- THE PROBLEM -
Please rewrite the item lines starting at the one containing "data-point-spaceflight <box>790 94" and ending at the one containing "data-point-spaceflight <box>944 373", renaming "data-point-ping" to "data-point-probe" and leaving everything else unchanged.

- ITEMS -
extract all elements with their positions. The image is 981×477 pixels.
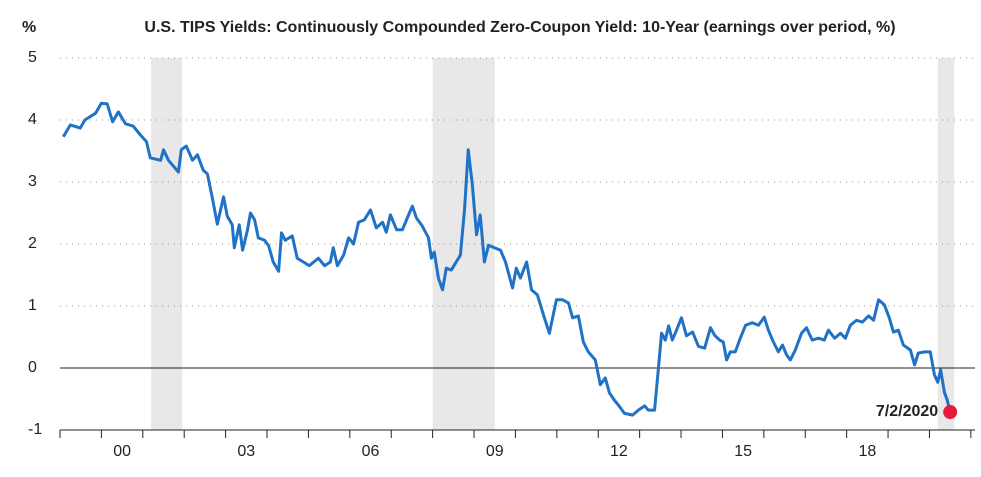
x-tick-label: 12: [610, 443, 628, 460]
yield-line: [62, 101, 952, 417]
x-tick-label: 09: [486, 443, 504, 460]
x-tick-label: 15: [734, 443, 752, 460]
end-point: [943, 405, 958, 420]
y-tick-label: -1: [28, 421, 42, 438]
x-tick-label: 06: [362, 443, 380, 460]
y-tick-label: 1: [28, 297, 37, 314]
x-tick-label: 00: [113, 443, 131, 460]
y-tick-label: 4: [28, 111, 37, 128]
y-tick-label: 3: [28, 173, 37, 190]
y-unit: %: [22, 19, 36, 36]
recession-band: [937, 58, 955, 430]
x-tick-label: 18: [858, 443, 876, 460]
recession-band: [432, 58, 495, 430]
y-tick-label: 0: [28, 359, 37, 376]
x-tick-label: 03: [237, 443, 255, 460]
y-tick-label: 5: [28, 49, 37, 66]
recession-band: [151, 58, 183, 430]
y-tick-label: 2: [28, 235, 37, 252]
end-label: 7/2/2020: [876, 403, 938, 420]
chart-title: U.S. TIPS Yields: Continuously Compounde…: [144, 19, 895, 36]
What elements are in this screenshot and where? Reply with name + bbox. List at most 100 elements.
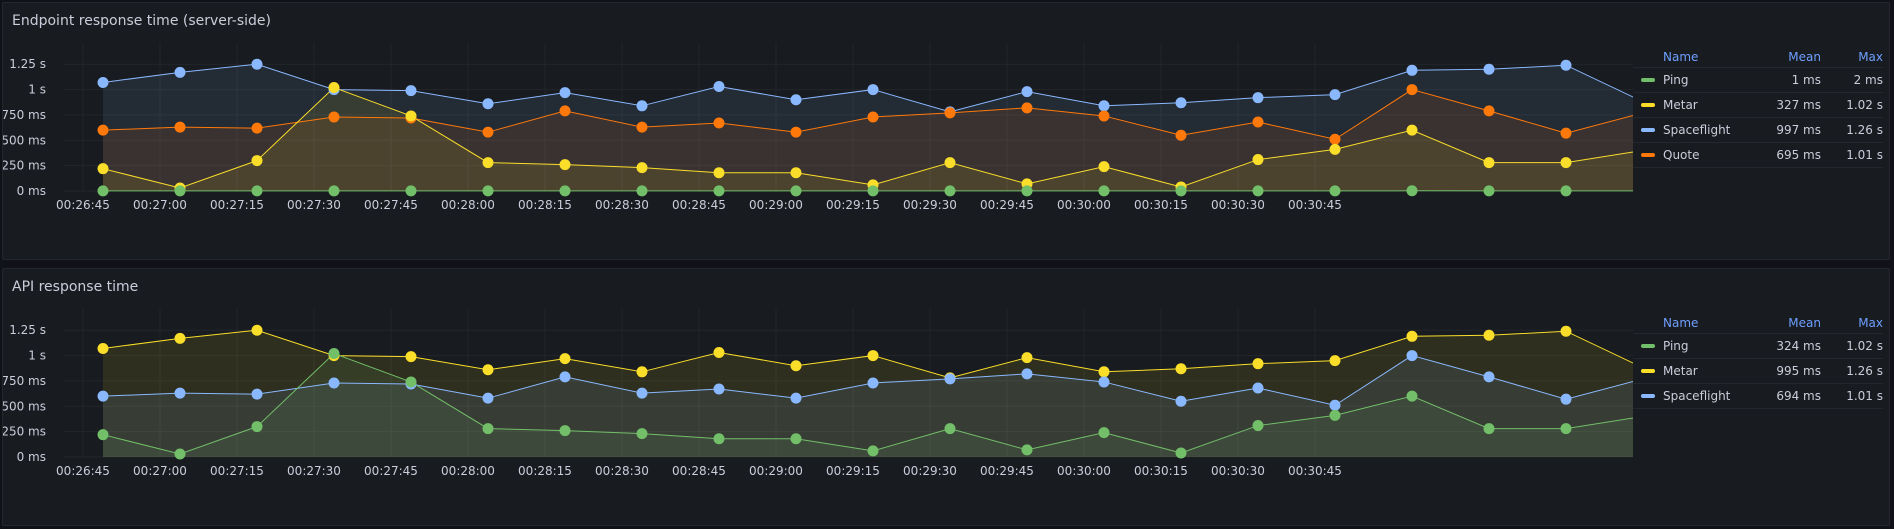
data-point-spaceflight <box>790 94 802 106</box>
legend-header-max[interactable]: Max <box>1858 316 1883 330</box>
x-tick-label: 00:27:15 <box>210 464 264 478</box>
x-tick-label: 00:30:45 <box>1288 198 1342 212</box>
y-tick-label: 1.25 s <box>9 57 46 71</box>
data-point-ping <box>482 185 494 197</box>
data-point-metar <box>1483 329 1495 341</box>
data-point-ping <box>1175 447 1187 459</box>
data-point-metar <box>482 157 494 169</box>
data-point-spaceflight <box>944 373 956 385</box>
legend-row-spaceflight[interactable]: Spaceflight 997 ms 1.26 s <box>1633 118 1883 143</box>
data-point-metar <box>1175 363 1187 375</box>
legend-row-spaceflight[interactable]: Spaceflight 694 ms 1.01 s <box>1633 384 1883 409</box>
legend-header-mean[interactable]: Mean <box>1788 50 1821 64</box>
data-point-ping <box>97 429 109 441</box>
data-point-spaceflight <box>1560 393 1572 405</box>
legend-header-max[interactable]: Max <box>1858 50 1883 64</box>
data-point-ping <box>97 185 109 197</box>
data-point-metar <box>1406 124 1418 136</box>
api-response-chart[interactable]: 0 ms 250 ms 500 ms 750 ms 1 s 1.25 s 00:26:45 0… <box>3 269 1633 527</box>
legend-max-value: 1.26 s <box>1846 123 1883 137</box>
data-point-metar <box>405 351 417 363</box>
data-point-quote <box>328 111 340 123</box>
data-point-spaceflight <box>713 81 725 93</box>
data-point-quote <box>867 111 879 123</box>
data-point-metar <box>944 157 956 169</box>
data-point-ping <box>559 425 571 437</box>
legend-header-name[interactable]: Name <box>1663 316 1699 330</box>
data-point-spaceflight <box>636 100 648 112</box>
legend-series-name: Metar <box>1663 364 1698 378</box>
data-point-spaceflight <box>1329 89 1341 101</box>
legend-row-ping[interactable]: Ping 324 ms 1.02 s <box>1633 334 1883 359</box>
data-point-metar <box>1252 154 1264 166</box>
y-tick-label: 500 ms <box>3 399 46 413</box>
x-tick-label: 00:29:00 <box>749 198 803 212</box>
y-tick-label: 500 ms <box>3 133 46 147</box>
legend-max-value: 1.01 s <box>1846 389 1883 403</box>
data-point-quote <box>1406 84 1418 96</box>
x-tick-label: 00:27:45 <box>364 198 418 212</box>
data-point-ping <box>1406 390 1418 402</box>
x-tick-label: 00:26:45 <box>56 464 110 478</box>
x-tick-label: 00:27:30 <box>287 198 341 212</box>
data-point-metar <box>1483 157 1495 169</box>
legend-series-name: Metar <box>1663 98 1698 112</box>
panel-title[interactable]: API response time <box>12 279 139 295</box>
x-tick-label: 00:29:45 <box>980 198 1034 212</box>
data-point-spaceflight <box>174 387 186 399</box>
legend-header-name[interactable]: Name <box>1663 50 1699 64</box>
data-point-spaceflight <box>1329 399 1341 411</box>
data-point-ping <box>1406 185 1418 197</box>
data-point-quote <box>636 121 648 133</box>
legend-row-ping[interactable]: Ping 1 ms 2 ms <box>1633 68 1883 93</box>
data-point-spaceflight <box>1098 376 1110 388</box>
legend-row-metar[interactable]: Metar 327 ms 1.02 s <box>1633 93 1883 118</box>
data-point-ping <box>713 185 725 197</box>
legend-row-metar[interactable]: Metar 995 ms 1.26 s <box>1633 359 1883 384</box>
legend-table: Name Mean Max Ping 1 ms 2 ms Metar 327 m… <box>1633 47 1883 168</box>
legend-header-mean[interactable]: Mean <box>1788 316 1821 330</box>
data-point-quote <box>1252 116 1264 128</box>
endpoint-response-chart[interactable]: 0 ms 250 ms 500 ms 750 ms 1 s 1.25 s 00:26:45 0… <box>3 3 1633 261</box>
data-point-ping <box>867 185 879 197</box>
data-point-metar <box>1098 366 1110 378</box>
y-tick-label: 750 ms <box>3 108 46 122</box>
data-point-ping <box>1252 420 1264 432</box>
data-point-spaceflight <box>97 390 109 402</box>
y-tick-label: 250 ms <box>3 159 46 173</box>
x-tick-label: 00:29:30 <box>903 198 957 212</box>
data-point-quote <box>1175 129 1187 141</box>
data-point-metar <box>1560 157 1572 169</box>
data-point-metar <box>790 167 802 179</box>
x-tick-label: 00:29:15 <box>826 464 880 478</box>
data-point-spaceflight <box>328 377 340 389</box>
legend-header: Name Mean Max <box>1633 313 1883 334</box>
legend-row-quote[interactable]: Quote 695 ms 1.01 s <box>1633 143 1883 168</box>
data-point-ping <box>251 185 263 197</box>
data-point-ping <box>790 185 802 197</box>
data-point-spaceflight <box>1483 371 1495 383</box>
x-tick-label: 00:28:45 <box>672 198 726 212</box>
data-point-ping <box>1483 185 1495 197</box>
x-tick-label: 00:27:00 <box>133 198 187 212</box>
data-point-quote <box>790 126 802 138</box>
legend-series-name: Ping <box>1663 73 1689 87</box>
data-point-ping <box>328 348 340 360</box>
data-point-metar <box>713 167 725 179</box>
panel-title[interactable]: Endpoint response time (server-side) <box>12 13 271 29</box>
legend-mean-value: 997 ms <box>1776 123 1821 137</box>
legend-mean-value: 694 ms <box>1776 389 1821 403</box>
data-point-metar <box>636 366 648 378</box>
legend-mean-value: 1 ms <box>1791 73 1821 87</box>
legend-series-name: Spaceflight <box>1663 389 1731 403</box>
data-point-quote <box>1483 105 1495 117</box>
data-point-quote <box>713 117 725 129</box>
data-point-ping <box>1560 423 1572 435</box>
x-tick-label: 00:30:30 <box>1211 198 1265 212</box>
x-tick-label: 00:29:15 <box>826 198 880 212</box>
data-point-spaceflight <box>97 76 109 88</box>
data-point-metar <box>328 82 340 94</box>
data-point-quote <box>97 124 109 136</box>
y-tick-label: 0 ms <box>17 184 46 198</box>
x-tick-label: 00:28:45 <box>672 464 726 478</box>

---

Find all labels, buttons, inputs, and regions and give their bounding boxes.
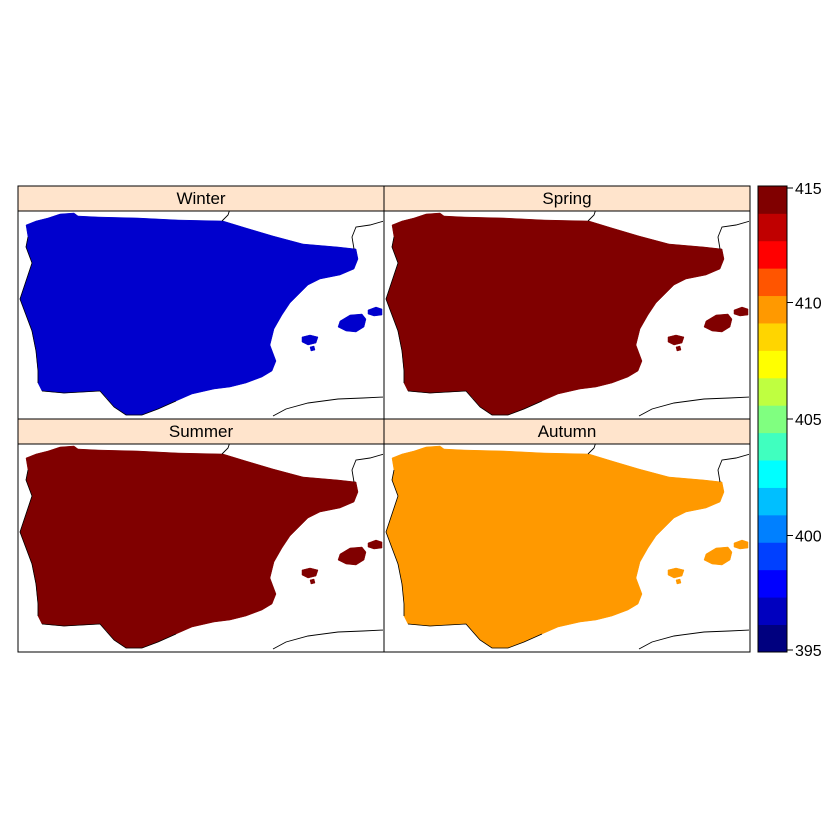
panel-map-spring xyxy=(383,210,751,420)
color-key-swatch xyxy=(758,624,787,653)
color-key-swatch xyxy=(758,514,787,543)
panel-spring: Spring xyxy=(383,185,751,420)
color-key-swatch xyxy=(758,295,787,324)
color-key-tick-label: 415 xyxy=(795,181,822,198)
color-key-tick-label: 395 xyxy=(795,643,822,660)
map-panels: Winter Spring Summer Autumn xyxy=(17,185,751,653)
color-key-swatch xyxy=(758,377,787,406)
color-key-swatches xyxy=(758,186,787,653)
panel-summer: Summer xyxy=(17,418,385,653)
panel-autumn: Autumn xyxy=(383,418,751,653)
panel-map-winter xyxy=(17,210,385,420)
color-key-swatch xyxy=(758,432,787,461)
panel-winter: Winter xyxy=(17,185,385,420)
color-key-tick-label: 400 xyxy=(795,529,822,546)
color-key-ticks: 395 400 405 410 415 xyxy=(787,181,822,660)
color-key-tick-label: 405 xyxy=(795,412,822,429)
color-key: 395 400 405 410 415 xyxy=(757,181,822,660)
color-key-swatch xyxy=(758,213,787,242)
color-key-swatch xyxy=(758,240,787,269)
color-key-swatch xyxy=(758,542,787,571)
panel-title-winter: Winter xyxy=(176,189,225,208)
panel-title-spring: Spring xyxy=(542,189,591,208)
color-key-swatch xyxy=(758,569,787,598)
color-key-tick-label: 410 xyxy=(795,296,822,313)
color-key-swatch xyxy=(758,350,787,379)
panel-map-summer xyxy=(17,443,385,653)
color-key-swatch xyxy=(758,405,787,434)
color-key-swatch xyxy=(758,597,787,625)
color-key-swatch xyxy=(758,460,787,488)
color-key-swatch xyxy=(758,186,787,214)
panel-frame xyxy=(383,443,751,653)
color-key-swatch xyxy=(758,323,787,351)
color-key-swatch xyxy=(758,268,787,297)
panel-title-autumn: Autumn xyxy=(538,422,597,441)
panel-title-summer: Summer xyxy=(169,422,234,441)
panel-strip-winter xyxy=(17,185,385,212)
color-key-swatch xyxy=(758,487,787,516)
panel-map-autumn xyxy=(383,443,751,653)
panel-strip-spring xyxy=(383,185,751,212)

- ANSWER FOR THE TASK -
data-point-spaceflight <box>790 94 802 106</box>
legend-header-max[interactable]: Max <box>1858 316 1883 330</box>
x-tick-label: 00:27:15 <box>210 464 264 478</box>
x-tick-label: 00:30:45 <box>1288 198 1342 212</box>
y-tick-label: 1.25 s <box>9 57 46 71</box>
data-point-probe <box>482 185 494 197</box>
data-point-metar <box>1483 329 1495 341</box>
data-point-probe <box>1175 447 1187 459</box>
data-point-metar <box>482 157 494 169</box>
data-point-spaceflight <box>944 373 956 385</box>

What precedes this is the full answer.